[Collected data]

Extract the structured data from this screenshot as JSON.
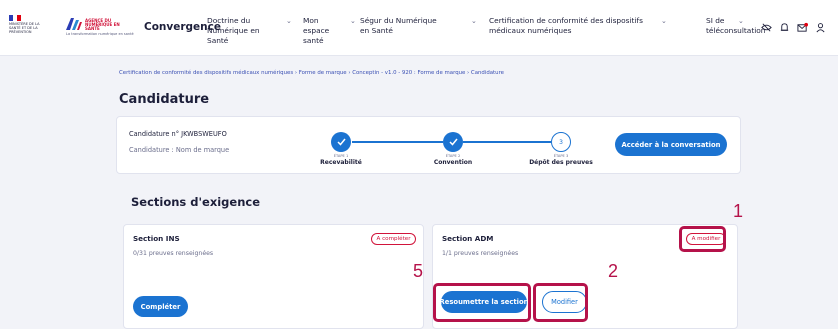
{
  "header": {
    "logo1_text": "MINISTÈRE DE LA SANTÉ ET DE LA PRÉVENTION",
    "logo2_title": "AGENCE DU NUMÉRIQUE EN SANTÉ",
    "logo2_sub": "La transformation numérique en santé",
    "brand": "Convergence",
    "nav": [
      {
        "label": "Doctrine du Numérique en Santé"
      },
      {
        "label": "Mon espace santé"
      },
      {
        "label": "Ségur du Numérique en Santé"
      },
      {
        "label": "Certification de conformité des dispositifs médicaux numériques"
      },
      {
        "label": "SI de téléconsultation"
      }
    ],
    "icons": [
      "eye-off-icon",
      "bell-icon",
      "mail-icon",
      "user-icon"
    ]
  },
  "breadcrumb": "Certification de conformité des dispositifs médicaux numériques  ›  Forme de marque  ›  Conceptin - v1.0 - 920 : Forme de marque  ›  Candidature",
  "page_title": "Candidature",
  "candidature": {
    "number_label": "Candidature n° JKWBSWEUFO",
    "name_label": "Candidature : Nom de marque",
    "steps": [
      {
        "num": "ÉTAPE 1",
        "label": "Recevabilité",
        "status": "done"
      },
      {
        "num": "ÉTAPE 2",
        "label": "Convention",
        "status": "done"
      },
      {
        "num": "ÉTAPE 3",
        "label": "Dépôt des preuves",
        "status": "current",
        "index": "3"
      }
    ],
    "conversation_button": "Accéder à la conversation"
  },
  "sections": {
    "title": "Sections d'exigence",
    "items": [
      {
        "name": "Section INS",
        "count": "0/31 preuves renseignées",
        "badge": "A compléter",
        "button": "Compléter"
      },
      {
        "name": "Section ADM",
        "count": "1/1 preuves renseignées",
        "badge": "A modifier",
        "resubmit_button": "Resoumettre la section",
        "edit_button": "Modifier"
      }
    ]
  },
  "annotations": {
    "a1": "1",
    "a2": "2",
    "a5": "5"
  },
  "colors": {
    "primary": "#1b73d1",
    "highlight": "#b5124a",
    "badge": "#d1143b"
  }
}
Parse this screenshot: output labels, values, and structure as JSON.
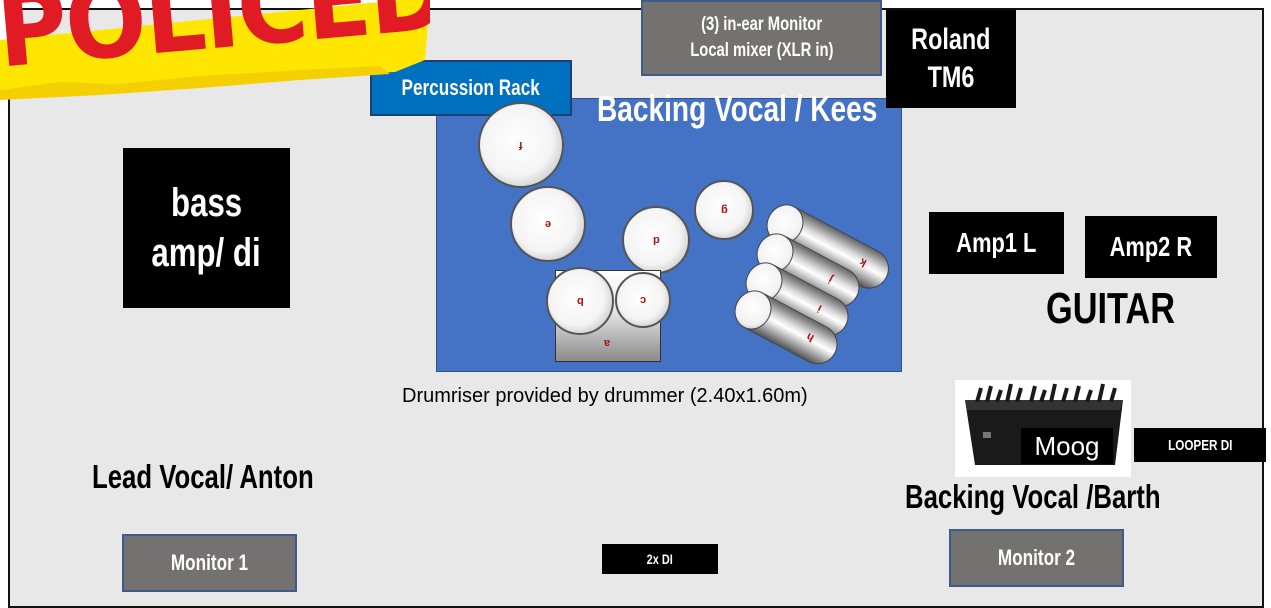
{
  "stamp": "POLICED",
  "labels": {
    "monitor_mixer_line1": "(3) in-ear Monitor",
    "monitor_mixer_line2": "Local mixer (XLR in)",
    "roland_line1": "Roland",
    "roland_line2": "TM6",
    "percussion_rack": "Percussion Rack",
    "backing_vocal_kees": "Backing Vocal / Kees",
    "bass_line1": "bass",
    "bass_line2": "amp/ di",
    "amp1": "Amp1 L",
    "amp2": "Amp2 R",
    "guitar": "GUITAR",
    "drumriser": "Drumriser provided by drummer (2.40x1.60m)",
    "moog": "Moog",
    "looper": "LOOPER DI",
    "lead_vocal": "Lead Vocal/ Anton",
    "backing_vocal_barth": "Backing Vocal /Barth",
    "monitor1": "Monitor 1",
    "monitor2": "Monitor 2",
    "di": "2x DI"
  },
  "drums": {
    "d1": "f",
    "d2": "e",
    "d3": "d",
    "d4": "g",
    "d5": "b",
    "d6": "c",
    "d7": "a",
    "t1": "k",
    "t2": "j",
    "t3": "i",
    "t4": "h"
  },
  "colors": {
    "stage": "#e8e8e8",
    "drum_riser": "#4472c4",
    "percussion_rack": "#0070c0",
    "grey_box": "#747171",
    "black_box": "#000000",
    "stamp_red": "#e01b24",
    "stamp_yellow": "#ffe600"
  }
}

WHAT IS EXPECTED:
Pictures in the data above should not be copied; transcribe everything else exactly.

SOLVED PROBLEM:
Extract the structured data from this screenshot as JSON.
{
  "header": {
    "logo1_text": "MINISTÈRE DE LA SANTÉ ET DE LA PRÉVENTION",
    "logo2_title": "AGENCE DU NUMÉRIQUE EN SANTÉ",
    "logo2_sub": "La transformation numérique en santé",
    "brand": "Convergence",
    "nav": [
      {
        "label": "Doctrine du Numérique en Santé"
      },
      {
        "label": "Mon espace santé"
      },
      {
        "label": "Ségur du Numérique en Santé"
      },
      {
        "label": "Certification de conformité des dispositifs médicaux numériques"
      },
      {
        "label": "SI de téléconsultation"
      }
    ],
    "icons": [
      "eye-off-icon",
      "bell-icon",
      "mail-icon",
      "user-icon"
    ]
  },
  "breadcrumb": "Certification de conformité des dispositifs médicaux numériques  ›  Forme de marque  ›  Conceptin - v1.0 - 920 : Forme de marque  ›  Candidature",
  "page_title": "Candidature",
  "candidature": {
    "number_label": "Candidature n° JKWBSWEUFO",
    "name_label": "Candidature : Nom de marque",
    "steps": [
      {
        "num": "ÉTAPE 1",
        "label": "Recevabilité",
        "status": "done"
      },
      {
        "num": "ÉTAPE 2",
        "label": "Convention",
        "status": "done"
      },
      {
        "num": "ÉTAPE 3",
        "label": "Dépôt des preuves",
        "status": "current",
        "index": "3"
      }
    ],
    "conversation_button": "Accéder à la conversation"
  },
  "sections": {
    "title": "Sections d'exigence",
    "items": [
      {
        "name": "Section INS",
        "count": "0/31 preuves renseignées",
        "badge": "A compléter",
        "button": "Compléter"
      },
      {
        "name": "Section ADM",
        "count": "1/1 preuves renseignées",
        "badge": "A modifier",
        "resubmit_button": "Resoumettre la section",
        "edit_button": "Modifier"
      }
    ]
  },
  "annotations": {
    "a1": "1",
    "a2": "2",
    "a5": "5"
  },
  "colors": {
    "primary": "#1b73d1",
    "highlight": "#b5124a",
    "badge": "#d1143b"
  }
}
Parse this screenshot: output labels, values, and structure as JSON.
{
  "stamp": "POLICED",
  "labels": {
    "monitor_mixer_line1": "(3) in-ear Monitor",
    "monitor_mixer_line2": "Local mixer (XLR in)",
    "roland_line1": "Roland",
    "roland_line2": "TM6",
    "percussion_rack": "Percussion Rack",
    "backing_vocal_kees": "Backing Vocal / Kees",
    "bass_line1": "bass",
    "bass_line2": "amp/ di",
    "amp1": "Amp1 L",
    "amp2": "Amp2 R",
    "guitar": "GUITAR",
    "drumriser": "Drumriser provided by drummer (2.40x1.60m)",
    "moog": "Moog",
    "looper": "LOOPER DI",
    "lead_vocal": "Lead Vocal/ Anton",
    "backing_vocal_barth": "Backing Vocal /Barth",
    "monitor1": "Monitor 1",
    "monitor2": "Monitor 2",
    "di": "2x DI"
  },
  "drums": {
    "d1": "f",
    "d2": "e",
    "d3": "d",
    "d4": "g",
    "d5": "b",
    "d6": "c",
    "d7": "a",
    "t1": "k",
    "t2": "j",
    "t3": "i",
    "t4": "h"
  },
  "colors": {
    "stage": "#e8e8e8",
    "drum_riser": "#4472c4",
    "percussion_rack": "#0070c0",
    "grey_box": "#747171",
    "black_box": "#000000",
    "stamp_red": "#e01b24",
    "stamp_yellow": "#ffe600"
  }
}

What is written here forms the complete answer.